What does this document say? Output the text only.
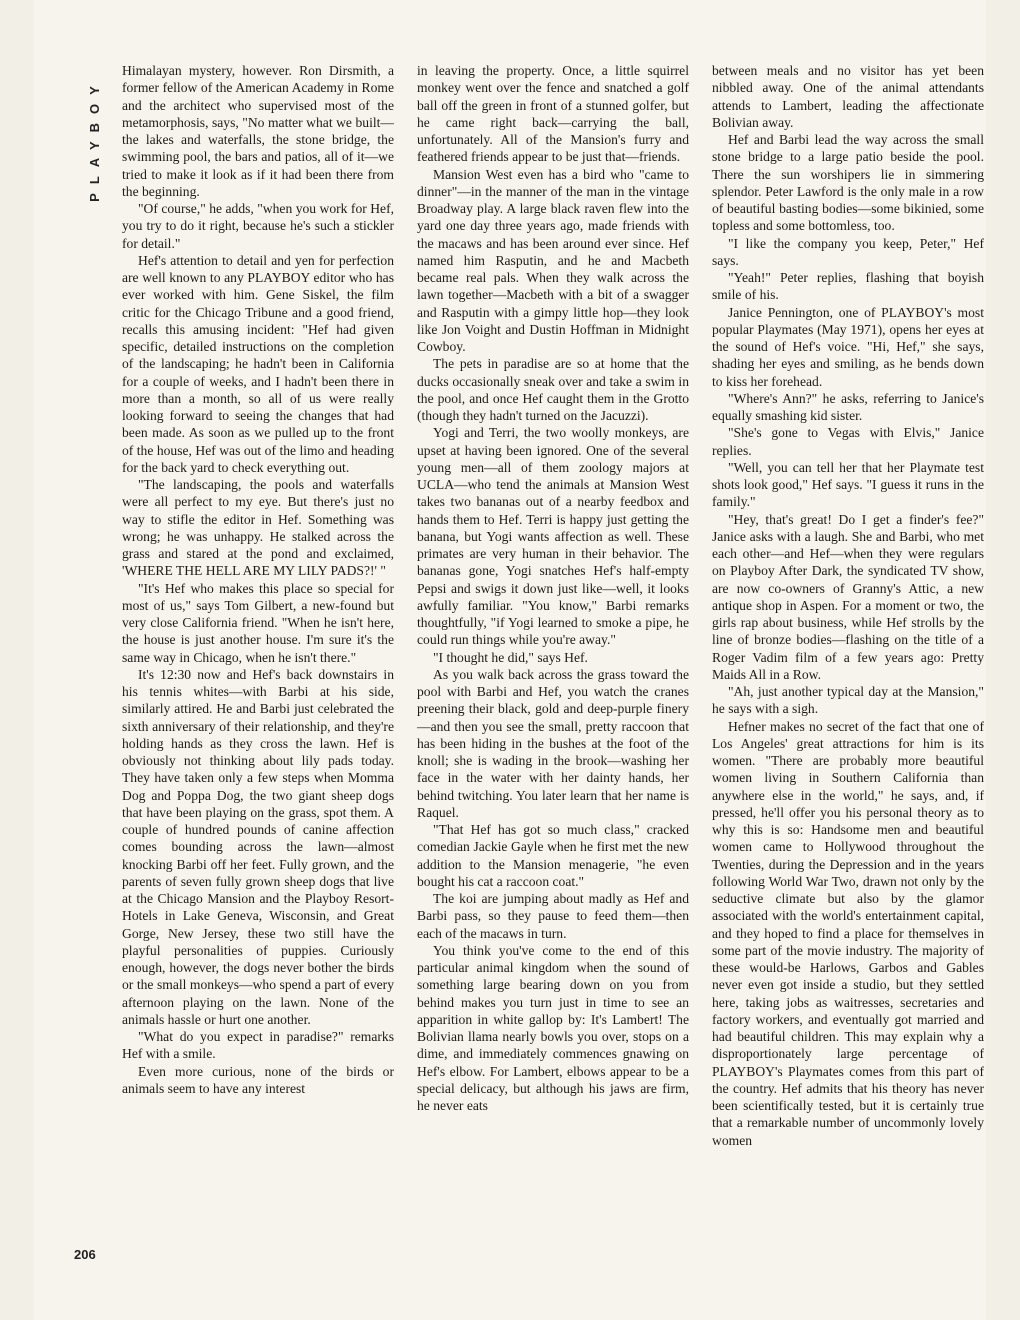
PLAYBOY

Himalayan mystery, however. Ron Dirsmith, a former fellow of the American Academy in Rome and the architect who supervised most of the metamorphosis, says, "No matter what we built—the lakes and waterfalls, the stone bridge, the swimming pool, the bars and patios, all of it—we tried to make it look as if it had been there from the beginning.

"Of course," he adds, "when you work for Hef, you try to do it right, because he's such a stickler for detail."

Hef's attention to detail and yen for perfection are well known to any PLAYBOY editor who has ever worked with him. Gene Siskel, the film critic for the Chicago Tribune and a good friend, recalls this amusing incident: "Hef had given specific, detailed instructions on the completion of the landscaping; he hadn't been in California for a couple of weeks, and I hadn't been there in more than a month, so all of us were really looking forward to seeing the changes that had been made. As soon as we pulled up to the front of the house, Hef was out of the limo and heading for the back yard to check everything out.

"The landscaping, the pools and waterfalls were all perfect to my eye. But there's just no way to stifle the editor in Hef. Something was wrong; he was unhappy. He stalked across the grass and stared at the pond and exclaimed, 'WHERE THE HELL ARE MY LILY PADS?!' "

"It's Hef who makes this place so special for most of us," says Tom Gilbert, a new-found but very close California friend. "When he isn't here, the house is just another house. I'm sure it's the same way in Chicago, when he isn't there."

It's 12:30 now and Hef's back downstairs in his tennis whites—with Barbi at his side, similarly attired. He and Barbi just celebrated the sixth anniversary of their relationship, and they're holding hands as they cross the lawn. Hef is obviously not thinking about lily pads today. They have taken only a few steps when Momma Dog and Poppa Dog, the two giant sheep dogs that have been playing on the grass, spot them. A couple of hundred pounds of canine affection comes bounding across the lawn—almost knocking Barbi off her feet. Fully grown, and the parents of seven fully grown sheep dogs that live at the Chicago Mansion and the Playboy Resort-Hotels in Lake Geneva, Wisconsin, and Great Gorge, New Jersey, these two still have the playful personalities of puppies. Curiously enough, however, the dogs never bother the birds or the small monkeys—who spend a part of every afternoon playing on the lawn. None of the animals hassle or hurt one another.

"What do you expect in paradise?" remarks Hef with a smile.

Even more curious, none of the birds or animals seem to have any interest

in leaving the property. Once, a little squirrel monkey went over the fence and snatched a golf ball off the green in front of a stunned golfer, but he came right back—carrying the ball, unfortunately. All of the Mansion's furry and feathered friends appear to be just that—friends.

Mansion West even has a bird who "came to dinner"—in the manner of the man in the vintage Broadway play. A large black raven flew into the yard one day three years ago, made friends with the macaws and has been around ever since. Hef named him Rasputin, and he and Macbeth became real pals. When they walk across the lawn together—Macbeth with a bit of a swagger and Rasputin with a gimpy little hop—they look like Jon Voight and Dustin Hoffman in Midnight Cowboy.

The pets in paradise are so at home that the ducks occasionally sneak over and take a swim in the pool, and once Hef caught them in the Grotto (though they hadn't turned on the Jacuzzi).

Yogi and Terri, the two woolly monkeys, are upset at having been ignored. One of the several young men—all of them zoology majors at UCLA—who tend the animals at Mansion West takes two bananas out of a nearby feedbox and hands them to Hef. Terri is happy just getting the banana, but Yogi wants affection as well. These primates are very human in their behavior. The bananas gone, Yogi snatches Hef's half-empty Pepsi and swigs it down just like—well, it looks awfully familiar. "You know," Barbi remarks thoughtfully, "if Yogi learned to smoke a pipe, he could run things while you're away."

"I thought he did," says Hef.

As you walk back across the grass toward the pool with Barbi and Hef, you watch the cranes preening their black, gold and deep-purple finery—and then you see the small, pretty raccoon that has been hiding in the bushes at the foot of the knoll; she is wading in the brook—washing her face in the water with her dainty hands, her behind twitching. You later learn that her name is Raquel.

"That Hef has got so much class," cracked comedian Jackie Gayle when he first met the new addition to the Mansion menagerie, "he even bought his cat a raccoon coat."

The koi are jumping about madly as Hef and Barbi pass, so they pause to feed them—then each of the macaws in turn.

You think you've come to the end of this particular animal kingdom when the sound of something large bearing down on you from behind makes you turn just in time to see an apparition in white gallop by: It's Lambert! The Bolivian llama nearly bowls you over, stops on a dime, and immediately commences gnawing on Hef's elbow. For Lambert, elbows appear to be a special delicacy, but although his jaws are firm, he never eats

between meals and no visitor has yet been nibbled away. One of the animal attendants attends to Lambert, leading the affectionate Bolivian away.

Hef and Barbi lead the way across the small stone bridge to a large patio beside the pool. There the sun worshipers lie in simmering splendor. Peter Lawford is the only male in a row of beautiful basting bodies—some bikinied, some topless and some bottomless, too.

"I like the company you keep, Peter," Hef says.

"Yeah!" Peter replies, flashing that boyish smile of his.

Janice Pennington, one of PLAYBOY's most popular Playmates (May 1971), opens her eyes at the sound of Hef's voice. "Hi, Hef," she says, shading her eyes and smiling, as he bends down to kiss her forehead.

"Where's Ann?" he asks, referring to Janice's equally smashing kid sister.

"She's gone to Vegas with Elvis," Janice replies.

"Well, you can tell her that her Playmate test shots look good," Hef says. "I guess it runs in the family."

"Hey, that's great! Do I get a finder's fee?" Janice asks with a laugh. She and Barbi, who met each other—and Hef—when they were regulars on Playboy After Dark, the syndicated TV show, are now co-owners of Granny's Attic, a new antique shop in Aspen. For a moment or two, the girls rap about business, while Hef strolls by the line of bronze bodies—flashing on the title of a Roger Vadim film of a few years ago: Pretty Maids All in a Row.

"Ah, just another typical day at the Mansion," he says with a sigh.

Hefner makes no secret of the fact that one of Los Angeles' great attractions for him is its women. "There are probably more beautiful women living in Southern California than anywhere else in the world," he says, and, if pressed, he'll offer you his personal theory as to why this is so: Handsome men and beautiful women came to Hollywood throughout the Twenties, during the Depression and in the years following World War Two, drawn not only by the seductive climate but also by the glamor associated with the world's entertainment capital, and they hoped to find a place for themselves in some part of the movie industry. The majority of these would-be Harlows, Garbos and Gables never even got inside a studio, but they settled here, taking jobs as waitresses, secretaries and factory workers, and eventually got married and had beautiful children. This may explain why a disproportionately large percentage of PLAYBOY's Playmates comes from this part of the country. Hef admits that his theory has never been scientifically tested, but it is certainly true that a remarkable number of uncommonly lovely women

206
—————
### What you are asked to do
State, as a bare number, how many lines of the material contain "replies".

### Exercise output
2